Selected excerpt Start Marker
The Summit Inn was a historic U.S. Route 66 roadside diner built in 1952, located at the summit of Cajon Pass in San Bernardino County, California. The building was destroyed by the Blue Cut Fire on August 16, 2016.

==History==
The original Summit Inn was in operation in 1928 and takes its name from its original location at the summit of the Cajon Pass between the westbound and eastbound lanes of US 66.

The present location in unincorporated Oak Hills, California, had been in operation since 1952 when 66 was rerouted along a somewhat lower elevation. 1953-era postcards depict a Horseless Carriage Rally at the Summit Inn which included vintage Ford Model T's.

Cecil “C.A.” Stevens bought the station and restaurant from original builder Burt Riley in 1966; he'd wanted just the Texaco filling station on the site but agreed to buy both if Hilda Fish, a German woman who ran the restaurant, were willing to stay to run the place. Hilda Fish retired in 2002 and had died by 2012. Stevens died in 2021.

Route 66 in the area was obliterated by Interstate 15 in California by 1970.

On March 27, 2014, an intoxicated driver, Jayson Ernest Johnson of Riverside, California, was arrested for crashing a stolen van into the restaurant, causing $200,000 in damage. The driver pled guilty to a lesser charge and received a suspended sentence. The entire kitchen was rebuilt using an insurance payout and the restaurant re-opened at the end of July 2014.
The vintage building which once served as a Texaco station remained on the property, although gasoline was no longer sold there. The Summit Inn's small gift shop still sold Texaco-related memorabilia and a great many original metal oil company signs decorated the rest of the interior. Other signs included two circa 1939 Standard Oil signs featuring Mickey Mouse and a genuine reflectorized US 66 highway shield.

Notable clients included Elvis Presley (who kicked the jukebox as it had none of his records at the time – an oversight soon fixed – and left without eating), actor Pierce Brosnan, Pearl Bailey, Clint Eastwood and Danny Thomas.

===2016 fire===
On August 16, 2016, the diner was destroyed by the Blue Cut Fire, just one month after Stevens retired and sold the inn. At the time, the new owners of the business planned to rebuild, but as of February 2021 the cost of removing lead and asbestos from the ruins has prevented any progress.

==Business model==
The menu at the Summit Inn was typical, inexpensive and satisfying roadside fare, but with a twist: Ostrich and buffalo products were also served, including an ostrich egg omelette and "buffalo burgers."

During the restaurant's operating hours, the original red neon "SUMMIT INN" sign flashed on and off to beckon drivers on present-day Interstate 15. Antique cars could occasionally be spotted in the parking lot.
Selected excerpt End Marker
Supplied records Start Marker
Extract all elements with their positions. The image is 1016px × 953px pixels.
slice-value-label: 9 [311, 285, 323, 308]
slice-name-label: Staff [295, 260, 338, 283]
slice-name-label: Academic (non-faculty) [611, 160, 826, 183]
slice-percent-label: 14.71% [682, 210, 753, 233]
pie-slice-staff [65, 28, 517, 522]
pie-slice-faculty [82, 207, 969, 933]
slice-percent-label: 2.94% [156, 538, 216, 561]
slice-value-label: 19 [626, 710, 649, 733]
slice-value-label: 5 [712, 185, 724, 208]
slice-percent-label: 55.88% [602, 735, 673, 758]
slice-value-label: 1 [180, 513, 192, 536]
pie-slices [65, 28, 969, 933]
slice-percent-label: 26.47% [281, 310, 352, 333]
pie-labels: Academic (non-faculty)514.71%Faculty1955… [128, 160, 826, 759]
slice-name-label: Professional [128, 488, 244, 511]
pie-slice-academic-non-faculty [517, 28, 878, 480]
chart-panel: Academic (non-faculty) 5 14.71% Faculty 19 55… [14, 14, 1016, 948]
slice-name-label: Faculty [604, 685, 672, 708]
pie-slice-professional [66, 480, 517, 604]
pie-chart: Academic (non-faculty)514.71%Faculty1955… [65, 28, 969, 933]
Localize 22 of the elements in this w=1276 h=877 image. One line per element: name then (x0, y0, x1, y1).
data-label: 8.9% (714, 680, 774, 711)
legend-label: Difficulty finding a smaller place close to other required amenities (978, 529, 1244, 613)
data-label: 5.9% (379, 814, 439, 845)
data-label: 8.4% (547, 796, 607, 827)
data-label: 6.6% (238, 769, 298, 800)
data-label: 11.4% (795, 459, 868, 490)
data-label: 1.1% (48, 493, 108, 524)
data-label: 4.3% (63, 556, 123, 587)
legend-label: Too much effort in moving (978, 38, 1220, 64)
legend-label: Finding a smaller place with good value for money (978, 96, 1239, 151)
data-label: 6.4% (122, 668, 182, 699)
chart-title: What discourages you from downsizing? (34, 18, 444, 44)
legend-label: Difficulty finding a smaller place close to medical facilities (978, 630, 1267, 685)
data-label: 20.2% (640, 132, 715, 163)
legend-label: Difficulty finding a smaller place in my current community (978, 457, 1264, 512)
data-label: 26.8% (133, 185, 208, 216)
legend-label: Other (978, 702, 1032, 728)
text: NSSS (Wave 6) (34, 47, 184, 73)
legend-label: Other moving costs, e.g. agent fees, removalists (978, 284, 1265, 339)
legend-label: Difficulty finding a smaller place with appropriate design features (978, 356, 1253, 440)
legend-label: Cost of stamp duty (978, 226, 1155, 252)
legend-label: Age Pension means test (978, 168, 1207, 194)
Supplied records End Marker
* [What to do]: Could you return, word for word, the part of the Summit Inn text that begins at the words "On March 27, 2014, an" and stops after "of July 2014."?

* [Solution for this task]:
On March 27, 2014, an intoxicated driver, Jayson Ernest Johnson of Riverside, California, was arrested for crashing a stolen van into the restaurant, causing $200,000 in damage. The driver pled guilty to a lesser charge and received a suspended sentence. The entire kitchen was rebuilt using an insurance payout and the restaurant re-opened at the end of July 2014.